-- The request --
Copy every record exactly, and keep the pictures out.

-- Material to process --
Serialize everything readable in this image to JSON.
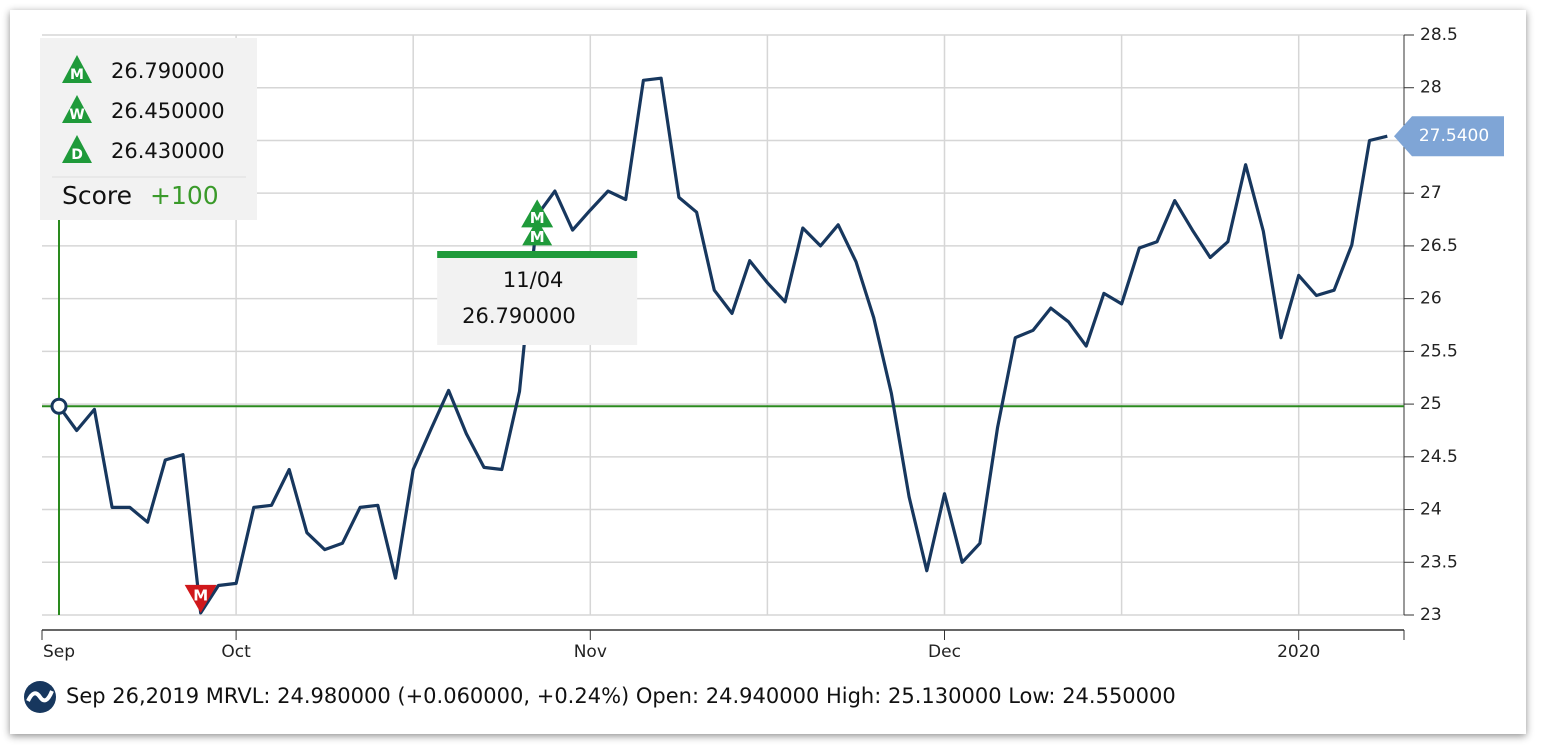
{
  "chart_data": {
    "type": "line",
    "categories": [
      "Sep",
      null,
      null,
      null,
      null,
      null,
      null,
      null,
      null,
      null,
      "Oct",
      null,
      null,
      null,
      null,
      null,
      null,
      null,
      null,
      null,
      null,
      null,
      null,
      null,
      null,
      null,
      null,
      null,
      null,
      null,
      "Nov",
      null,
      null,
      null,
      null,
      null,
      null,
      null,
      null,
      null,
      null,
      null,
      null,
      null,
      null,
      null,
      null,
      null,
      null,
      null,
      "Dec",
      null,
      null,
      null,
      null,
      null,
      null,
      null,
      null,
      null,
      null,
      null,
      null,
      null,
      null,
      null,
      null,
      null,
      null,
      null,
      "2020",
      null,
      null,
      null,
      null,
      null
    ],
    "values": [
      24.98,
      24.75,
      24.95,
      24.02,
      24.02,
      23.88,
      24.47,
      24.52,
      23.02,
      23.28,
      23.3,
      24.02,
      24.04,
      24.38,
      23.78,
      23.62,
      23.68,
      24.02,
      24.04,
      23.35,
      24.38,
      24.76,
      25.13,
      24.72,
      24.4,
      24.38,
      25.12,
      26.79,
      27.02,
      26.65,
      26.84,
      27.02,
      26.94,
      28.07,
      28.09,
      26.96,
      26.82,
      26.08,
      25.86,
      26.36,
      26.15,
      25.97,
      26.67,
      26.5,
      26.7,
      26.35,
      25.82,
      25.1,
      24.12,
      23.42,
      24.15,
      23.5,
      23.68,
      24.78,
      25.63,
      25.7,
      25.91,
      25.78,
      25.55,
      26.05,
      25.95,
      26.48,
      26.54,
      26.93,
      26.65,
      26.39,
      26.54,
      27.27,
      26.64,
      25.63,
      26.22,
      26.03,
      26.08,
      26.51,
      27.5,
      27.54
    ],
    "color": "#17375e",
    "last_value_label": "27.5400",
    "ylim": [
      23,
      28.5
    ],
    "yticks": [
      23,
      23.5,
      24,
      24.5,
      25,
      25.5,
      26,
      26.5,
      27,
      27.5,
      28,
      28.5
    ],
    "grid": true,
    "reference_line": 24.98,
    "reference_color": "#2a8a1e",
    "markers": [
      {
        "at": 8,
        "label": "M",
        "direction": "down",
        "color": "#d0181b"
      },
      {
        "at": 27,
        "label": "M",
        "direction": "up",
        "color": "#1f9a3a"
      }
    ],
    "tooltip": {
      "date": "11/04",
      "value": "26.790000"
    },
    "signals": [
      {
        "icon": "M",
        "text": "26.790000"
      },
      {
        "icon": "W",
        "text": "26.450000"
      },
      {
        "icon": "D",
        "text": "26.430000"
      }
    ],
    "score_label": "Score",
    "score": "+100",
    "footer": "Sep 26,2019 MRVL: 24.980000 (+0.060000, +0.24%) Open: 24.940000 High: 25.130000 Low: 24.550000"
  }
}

-- Output --
Serialize everything readable in this image to JSON.
{
  "chart_data": {
    "type": "line",
    "categories": [
      "Sep",
      null,
      null,
      null,
      null,
      null,
      null,
      null,
      null,
      null,
      "Oct",
      null,
      null,
      null,
      null,
      null,
      null,
      null,
      null,
      null,
      null,
      null,
      null,
      null,
      null,
      null,
      null,
      null,
      null,
      null,
      "Nov",
      null,
      null,
      null,
      null,
      null,
      null,
      null,
      null,
      null,
      null,
      null,
      null,
      null,
      null,
      null,
      null,
      null,
      null,
      null,
      "Dec",
      null,
      null,
      null,
      null,
      null,
      null,
      null,
      null,
      null,
      null,
      null,
      null,
      null,
      null,
      null,
      null,
      null,
      null,
      null,
      "2020",
      null,
      null,
      null,
      null,
      null
    ],
    "values": [
      24.98,
      24.75,
      24.95,
      24.02,
      24.02,
      23.88,
      24.47,
      24.52,
      23.02,
      23.28,
      23.3,
      24.02,
      24.04,
      24.38,
      23.78,
      23.62,
      23.68,
      24.02,
      24.04,
      23.35,
      24.38,
      24.76,
      25.13,
      24.72,
      24.4,
      24.38,
      25.12,
      26.79,
      27.02,
      26.65,
      26.84,
      27.02,
      26.94,
      28.07,
      28.09,
      26.96,
      26.82,
      26.08,
      25.86,
      26.36,
      26.15,
      25.97,
      26.67,
      26.5,
      26.7,
      26.35,
      25.82,
      25.1,
      24.12,
      23.42,
      24.15,
      23.5,
      23.68,
      24.78,
      25.63,
      25.7,
      25.91,
      25.78,
      25.55,
      26.05,
      25.95,
      26.48,
      26.54,
      26.93,
      26.65,
      26.39,
      26.54,
      27.27,
      26.64,
      25.63,
      26.22,
      26.03,
      26.08,
      26.51,
      27.5,
      27.54
    ],
    "color": "#17375e",
    "last_value_label": "27.5400",
    "ylim": [
      23,
      28.5
    ],
    "yticks": [
      23,
      23.5,
      24,
      24.5,
      25,
      25.5,
      26,
      26.5,
      27,
      27.5,
      28,
      28.5
    ],
    "grid": true,
    "reference_line": 24.98,
    "reference_color": "#2a8a1e",
    "markers": [
      {
        "at": 8,
        "label": "M",
        "direction": "down",
        "color": "#d0181b"
      },
      {
        "at": 27,
        "label": "M",
        "direction": "up",
        "color": "#1f9a3a"
      }
    ],
    "tooltip": {
      "date": "11/04",
      "value": "26.790000"
    },
    "signals": [
      {
        "icon": "M",
        "text": "26.790000"
      },
      {
        "icon": "W",
        "text": "26.450000"
      },
      {
        "icon": "D",
        "text": "26.430000"
      }
    ],
    "score_label": "Score",
    "score": "+100",
    "footer": "Sep 26,2019 MRVL: 24.980000 (+0.060000, +0.24%) Open: 24.940000 High: 25.130000 Low: 24.550000"
  }
}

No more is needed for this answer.